◆ Your instructions
Identify each line containing the word "this" and copy it.

Begin Source material

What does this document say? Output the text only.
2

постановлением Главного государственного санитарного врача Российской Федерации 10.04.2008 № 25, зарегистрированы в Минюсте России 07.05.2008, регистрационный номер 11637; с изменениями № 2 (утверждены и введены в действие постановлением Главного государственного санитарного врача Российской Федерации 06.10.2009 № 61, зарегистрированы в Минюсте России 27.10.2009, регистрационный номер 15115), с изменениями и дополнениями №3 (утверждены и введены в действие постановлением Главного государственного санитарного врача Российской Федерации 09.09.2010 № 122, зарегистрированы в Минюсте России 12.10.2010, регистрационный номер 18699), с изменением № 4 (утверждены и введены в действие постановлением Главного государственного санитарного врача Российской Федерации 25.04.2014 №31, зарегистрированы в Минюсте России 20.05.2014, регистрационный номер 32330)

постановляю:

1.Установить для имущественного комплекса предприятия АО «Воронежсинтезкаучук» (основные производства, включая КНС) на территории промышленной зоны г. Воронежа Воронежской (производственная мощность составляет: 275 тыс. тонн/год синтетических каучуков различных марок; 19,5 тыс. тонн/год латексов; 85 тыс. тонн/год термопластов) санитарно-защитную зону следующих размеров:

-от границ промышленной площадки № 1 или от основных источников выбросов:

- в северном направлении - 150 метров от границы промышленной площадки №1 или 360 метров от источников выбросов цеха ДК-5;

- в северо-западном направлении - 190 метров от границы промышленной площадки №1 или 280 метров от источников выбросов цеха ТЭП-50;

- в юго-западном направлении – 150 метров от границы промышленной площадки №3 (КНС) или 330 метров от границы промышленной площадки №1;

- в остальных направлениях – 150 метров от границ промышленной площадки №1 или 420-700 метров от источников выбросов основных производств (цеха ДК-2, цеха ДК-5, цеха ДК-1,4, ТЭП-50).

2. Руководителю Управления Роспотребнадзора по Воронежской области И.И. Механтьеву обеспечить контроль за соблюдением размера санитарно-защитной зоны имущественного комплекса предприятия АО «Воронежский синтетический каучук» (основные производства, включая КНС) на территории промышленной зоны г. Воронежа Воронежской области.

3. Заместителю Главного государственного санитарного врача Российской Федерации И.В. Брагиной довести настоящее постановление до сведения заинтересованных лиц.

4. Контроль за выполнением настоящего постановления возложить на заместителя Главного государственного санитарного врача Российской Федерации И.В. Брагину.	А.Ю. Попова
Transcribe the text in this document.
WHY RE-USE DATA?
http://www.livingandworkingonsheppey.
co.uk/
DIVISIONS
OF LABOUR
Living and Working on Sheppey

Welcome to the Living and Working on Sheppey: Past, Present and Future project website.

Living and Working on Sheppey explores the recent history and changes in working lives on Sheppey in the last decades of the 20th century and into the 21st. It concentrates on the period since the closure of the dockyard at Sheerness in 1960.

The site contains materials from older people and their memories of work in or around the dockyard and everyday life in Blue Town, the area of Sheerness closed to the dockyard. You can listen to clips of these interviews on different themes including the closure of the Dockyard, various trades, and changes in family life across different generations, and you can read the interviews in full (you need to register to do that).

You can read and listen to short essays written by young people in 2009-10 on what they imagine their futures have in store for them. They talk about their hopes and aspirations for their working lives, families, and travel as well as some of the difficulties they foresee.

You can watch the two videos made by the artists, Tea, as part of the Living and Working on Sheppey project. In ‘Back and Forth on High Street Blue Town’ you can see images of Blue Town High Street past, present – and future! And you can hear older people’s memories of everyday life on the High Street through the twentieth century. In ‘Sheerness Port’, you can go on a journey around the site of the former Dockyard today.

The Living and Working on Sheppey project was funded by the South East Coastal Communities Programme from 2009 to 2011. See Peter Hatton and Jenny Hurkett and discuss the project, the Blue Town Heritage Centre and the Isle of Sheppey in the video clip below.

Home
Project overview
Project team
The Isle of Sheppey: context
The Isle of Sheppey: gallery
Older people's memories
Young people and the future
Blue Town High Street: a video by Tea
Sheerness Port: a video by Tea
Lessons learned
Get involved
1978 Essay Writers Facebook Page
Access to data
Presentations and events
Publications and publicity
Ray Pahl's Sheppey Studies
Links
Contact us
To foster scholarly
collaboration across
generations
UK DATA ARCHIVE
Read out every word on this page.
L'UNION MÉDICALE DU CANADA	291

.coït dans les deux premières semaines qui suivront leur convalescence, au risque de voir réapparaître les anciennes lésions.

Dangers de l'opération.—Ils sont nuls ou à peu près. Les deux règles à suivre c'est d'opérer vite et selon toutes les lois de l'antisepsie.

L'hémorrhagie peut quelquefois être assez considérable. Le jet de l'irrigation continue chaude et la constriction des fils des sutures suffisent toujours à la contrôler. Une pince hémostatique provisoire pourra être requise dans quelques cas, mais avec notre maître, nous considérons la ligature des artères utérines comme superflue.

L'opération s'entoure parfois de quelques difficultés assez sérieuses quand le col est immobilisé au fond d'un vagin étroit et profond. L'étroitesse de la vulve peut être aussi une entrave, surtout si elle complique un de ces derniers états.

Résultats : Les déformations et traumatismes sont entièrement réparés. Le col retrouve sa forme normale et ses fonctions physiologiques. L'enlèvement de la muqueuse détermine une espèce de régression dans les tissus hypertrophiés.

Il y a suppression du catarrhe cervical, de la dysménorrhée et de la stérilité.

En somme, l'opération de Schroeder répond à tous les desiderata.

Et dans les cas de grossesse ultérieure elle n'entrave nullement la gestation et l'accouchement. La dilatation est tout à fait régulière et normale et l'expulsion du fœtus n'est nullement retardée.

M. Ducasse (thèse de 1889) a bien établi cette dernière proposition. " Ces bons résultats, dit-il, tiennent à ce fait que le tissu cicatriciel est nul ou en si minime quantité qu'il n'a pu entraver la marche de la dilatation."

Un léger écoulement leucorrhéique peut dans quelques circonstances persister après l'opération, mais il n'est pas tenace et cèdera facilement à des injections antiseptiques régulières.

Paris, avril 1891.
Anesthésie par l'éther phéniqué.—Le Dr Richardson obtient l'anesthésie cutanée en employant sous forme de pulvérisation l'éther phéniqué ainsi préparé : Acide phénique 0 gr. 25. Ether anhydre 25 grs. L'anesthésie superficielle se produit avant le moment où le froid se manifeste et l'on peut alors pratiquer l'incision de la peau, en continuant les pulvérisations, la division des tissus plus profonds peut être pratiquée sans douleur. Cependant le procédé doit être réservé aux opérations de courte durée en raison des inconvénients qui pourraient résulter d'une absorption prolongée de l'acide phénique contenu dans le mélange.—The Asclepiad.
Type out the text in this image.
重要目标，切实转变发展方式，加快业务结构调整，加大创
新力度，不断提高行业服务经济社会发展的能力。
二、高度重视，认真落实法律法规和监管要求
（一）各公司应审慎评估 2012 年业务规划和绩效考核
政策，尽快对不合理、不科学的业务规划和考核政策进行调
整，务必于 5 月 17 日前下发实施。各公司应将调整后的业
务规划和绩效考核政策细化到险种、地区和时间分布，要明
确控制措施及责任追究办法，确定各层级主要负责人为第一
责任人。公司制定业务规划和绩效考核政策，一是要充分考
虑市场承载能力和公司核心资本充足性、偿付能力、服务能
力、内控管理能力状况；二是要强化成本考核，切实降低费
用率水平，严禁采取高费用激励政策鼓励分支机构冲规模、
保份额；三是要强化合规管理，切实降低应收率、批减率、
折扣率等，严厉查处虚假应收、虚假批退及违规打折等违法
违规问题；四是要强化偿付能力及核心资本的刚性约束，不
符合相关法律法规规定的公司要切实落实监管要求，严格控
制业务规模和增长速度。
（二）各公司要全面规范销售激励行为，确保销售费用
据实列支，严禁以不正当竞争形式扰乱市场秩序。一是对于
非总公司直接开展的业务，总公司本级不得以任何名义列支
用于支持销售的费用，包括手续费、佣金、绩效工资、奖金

End Source material

◆ Problem solution
What does this document say? Output the text only.
Transcribe the text in this document.
Read out every word on this page.
Type out the text in this image.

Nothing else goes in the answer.